>> begin

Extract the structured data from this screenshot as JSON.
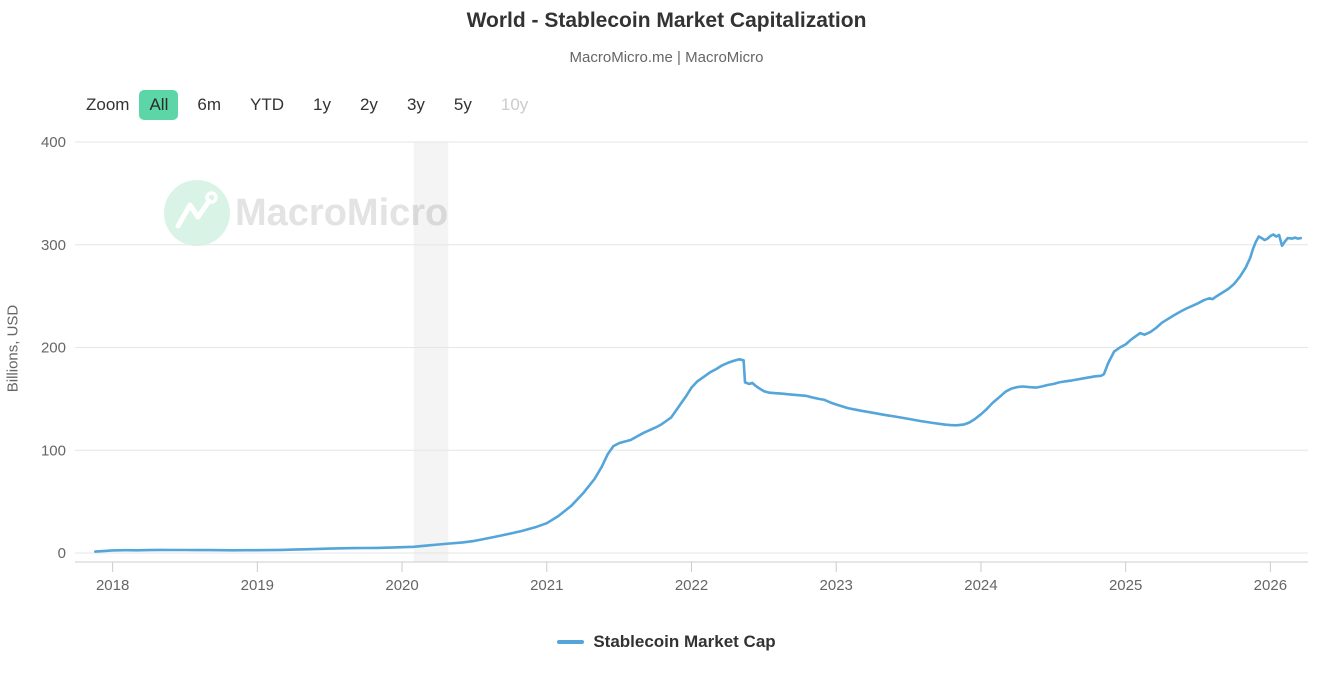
{
  "watermark": {
    "text": "MacroMicro"
  },
  "colors": {
    "title_text": "#333333",
    "subtitle_text": "#666666",
    "selected_range_bg": "#5cd6a6",
    "disabled_range_text": "#cccccc",
    "grid": "#e6e6e6",
    "axis_line": "#cccccc",
    "tick_label": "#666666",
    "series_line": "#54a5da",
    "recession_band": "rgba(0,0,0,0.045)",
    "watermark_text": "#e3e3e3",
    "watermark_circle": "#d9f3e7"
  },
  "range_selector": {
    "zoom_label": "Zoom",
    "buttons": [
      {
        "label": "All",
        "state": "selected"
      },
      {
        "label": "6m",
        "state": "normal"
      },
      {
        "label": "YTD",
        "state": "normal"
      },
      {
        "label": "1y",
        "state": "normal"
      },
      {
        "label": "2y",
        "state": "normal"
      },
      {
        "label": "3y",
        "state": "normal"
      },
      {
        "label": "5y",
        "state": "normal"
      },
      {
        "label": "10y",
        "state": "disabled"
      }
    ]
  },
  "chart_data": {
    "type": "line",
    "title": "World - Stablecoin Market Capitalization",
    "subtitle": "MacroMicro.me | MacroMicro",
    "xlabel": "",
    "ylabel": "Billions, USD",
    "xlim": [
      2017.74,
      2026.26
    ],
    "ylim": [
      0,
      400
    ],
    "x_ticks": [
      2018,
      2019,
      2020,
      2021,
      2022,
      2023,
      2024,
      2025,
      2026
    ],
    "y_ticks": [
      0,
      100,
      200,
      300,
      400
    ],
    "grid": true,
    "legend_position": "bottom",
    "plot_band": {
      "name": "recession-band-covid-2020",
      "x_start": 2020.08,
      "x_end": 2020.32,
      "color": "rgba(0,0,0,0.045)"
    },
    "series": [
      {
        "name": "Stablecoin Market Cap",
        "color": "#54a5da",
        "points": [
          [
            2017.88,
            1.4
          ],
          [
            2018.0,
            2.5
          ],
          [
            2018.08,
            2.7
          ],
          [
            2018.17,
            2.6
          ],
          [
            2018.25,
            2.8
          ],
          [
            2018.33,
            3.0
          ],
          [
            2018.42,
            2.9
          ],
          [
            2018.5,
            2.9
          ],
          [
            2018.58,
            2.8
          ],
          [
            2018.67,
            2.8
          ],
          [
            2018.75,
            2.7
          ],
          [
            2018.83,
            2.6
          ],
          [
            2018.92,
            2.7
          ],
          [
            2019.0,
            2.7
          ],
          [
            2019.08,
            2.8
          ],
          [
            2019.17,
            3.0
          ],
          [
            2019.25,
            3.3
          ],
          [
            2019.33,
            3.6
          ],
          [
            2019.42,
            4.0
          ],
          [
            2019.5,
            4.3
          ],
          [
            2019.58,
            4.6
          ],
          [
            2019.67,
            4.8
          ],
          [
            2019.75,
            4.9
          ],
          [
            2019.83,
            5.0
          ],
          [
            2019.92,
            5.3
          ],
          [
            2020.0,
            5.6
          ],
          [
            2020.08,
            6.0
          ],
          [
            2020.17,
            7.2
          ],
          [
            2020.25,
            8.3
          ],
          [
            2020.33,
            9.2
          ],
          [
            2020.42,
            10.3
          ],
          [
            2020.5,
            11.8
          ],
          [
            2020.58,
            14.0
          ],
          [
            2020.67,
            16.5
          ],
          [
            2020.75,
            19.0
          ],
          [
            2020.83,
            21.5
          ],
          [
            2020.92,
            25.0
          ],
          [
            2021.0,
            29.0
          ],
          [
            2021.08,
            36.0
          ],
          [
            2021.17,
            46.0
          ],
          [
            2021.25,
            58.0
          ],
          [
            2021.33,
            72.0
          ],
          [
            2021.38,
            84.0
          ],
          [
            2021.42,
            96.0
          ],
          [
            2021.46,
            104.0
          ],
          [
            2021.5,
            107.0
          ],
          [
            2021.54,
            108.5
          ],
          [
            2021.58,
            110.0
          ],
          [
            2021.63,
            114.0
          ],
          [
            2021.67,
            117.0
          ],
          [
            2021.71,
            119.5
          ],
          [
            2021.75,
            122.0
          ],
          [
            2021.79,
            125.0
          ],
          [
            2021.83,
            129.0
          ],
          [
            2021.86,
            132.0
          ],
          [
            2021.88,
            136.0
          ],
          [
            2021.92,
            144.0
          ],
          [
            2021.96,
            152.0
          ],
          [
            2022.0,
            161.0
          ],
          [
            2022.04,
            167.0
          ],
          [
            2022.08,
            171.0
          ],
          [
            2022.13,
            176.0
          ],
          [
            2022.17,
            179.0
          ],
          [
            2022.21,
            182.5
          ],
          [
            2022.25,
            185.0
          ],
          [
            2022.29,
            187.0
          ],
          [
            2022.33,
            188.5
          ],
          [
            2022.36,
            187.5
          ],
          [
            2022.37,
            166.0
          ],
          [
            2022.4,
            164.5
          ],
          [
            2022.42,
            165.5
          ],
          [
            2022.44,
            163.0
          ],
          [
            2022.46,
            161.0
          ],
          [
            2022.5,
            157.5
          ],
          [
            2022.54,
            156.0
          ],
          [
            2022.58,
            155.5
          ],
          [
            2022.63,
            155.0
          ],
          [
            2022.67,
            154.5
          ],
          [
            2022.71,
            154.0
          ],
          [
            2022.75,
            153.5
          ],
          [
            2022.79,
            153.0
          ],
          [
            2022.83,
            151.5
          ],
          [
            2022.88,
            150.0
          ],
          [
            2022.92,
            149.0
          ],
          [
            2022.96,
            146.5
          ],
          [
            2023.0,
            144.5
          ],
          [
            2023.08,
            141.0
          ],
          [
            2023.17,
            138.5
          ],
          [
            2023.25,
            136.5
          ],
          [
            2023.33,
            134.5
          ],
          [
            2023.42,
            132.5
          ],
          [
            2023.5,
            130.5
          ],
          [
            2023.58,
            128.5
          ],
          [
            2023.67,
            126.5
          ],
          [
            2023.75,
            125.0
          ],
          [
            2023.79,
            124.5
          ],
          [
            2023.83,
            124.3
          ],
          [
            2023.88,
            125.0
          ],
          [
            2023.92,
            127.0
          ],
          [
            2023.96,
            130.5
          ],
          [
            2024.0,
            135.0
          ],
          [
            2024.04,
            140.0
          ],
          [
            2024.08,
            146.0
          ],
          [
            2024.13,
            152.0
          ],
          [
            2024.17,
            157.0
          ],
          [
            2024.21,
            160.0
          ],
          [
            2024.25,
            161.5
          ],
          [
            2024.29,
            162.0
          ],
          [
            2024.33,
            161.5
          ],
          [
            2024.38,
            161.0
          ],
          [
            2024.42,
            162.0
          ],
          [
            2024.46,
            163.5
          ],
          [
            2024.5,
            164.5
          ],
          [
            2024.54,
            166.0
          ],
          [
            2024.58,
            167.0
          ],
          [
            2024.63,
            168.0
          ],
          [
            2024.67,
            169.0
          ],
          [
            2024.71,
            170.0
          ],
          [
            2024.75,
            171.0
          ],
          [
            2024.79,
            172.0
          ],
          [
            2024.83,
            172.5
          ],
          [
            2024.85,
            174.0
          ],
          [
            2024.88,
            185.0
          ],
          [
            2024.92,
            196.0
          ],
          [
            2024.96,
            200.0
          ],
          [
            2025.0,
            203.0
          ],
          [
            2025.04,
            208.0
          ],
          [
            2025.08,
            212.0
          ],
          [
            2025.1,
            214.0
          ],
          [
            2025.13,
            212.5
          ],
          [
            2025.17,
            215.0
          ],
          [
            2025.21,
            219.0
          ],
          [
            2025.25,
            224.0
          ],
          [
            2025.29,
            227.5
          ],
          [
            2025.33,
            231.0
          ],
          [
            2025.38,
            235.0
          ],
          [
            2025.42,
            238.0
          ],
          [
            2025.46,
            240.5
          ],
          [
            2025.5,
            243.0
          ],
          [
            2025.54,
            246.0
          ],
          [
            2025.58,
            248.0
          ],
          [
            2025.6,
            247.0
          ],
          [
            2025.63,
            250.0
          ],
          [
            2025.67,
            253.5
          ],
          [
            2025.71,
            257.0
          ],
          [
            2025.75,
            262.0
          ],
          [
            2025.79,
            269.0
          ],
          [
            2025.83,
            278.0
          ],
          [
            2025.86,
            287.0
          ],
          [
            2025.88,
            296.0
          ],
          [
            2025.9,
            303.0
          ],
          [
            2025.92,
            308.0
          ],
          [
            2025.94,
            306.5
          ],
          [
            2025.96,
            304.5
          ],
          [
            2025.98,
            306.0
          ],
          [
            2026.0,
            308.5
          ],
          [
            2026.02,
            310.0
          ],
          [
            2026.04,
            308.0
          ],
          [
            2026.06,
            309.5
          ],
          [
            2026.08,
            299.0
          ],
          [
            2026.1,
            303.0
          ],
          [
            2026.12,
            306.5
          ],
          [
            2026.15,
            306.0
          ],
          [
            2026.17,
            307.0
          ],
          [
            2026.19,
            306.0
          ],
          [
            2026.21,
            306.5
          ]
        ]
      }
    ]
  }
}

>> end

◆ **Given exercise**
Scan the lines for the string "name". Pick out every line that has it.

◆ **Solution to this exercise**
      "name": "recession-band-covid-2020",
        "name": "Stablecoin Market Cap",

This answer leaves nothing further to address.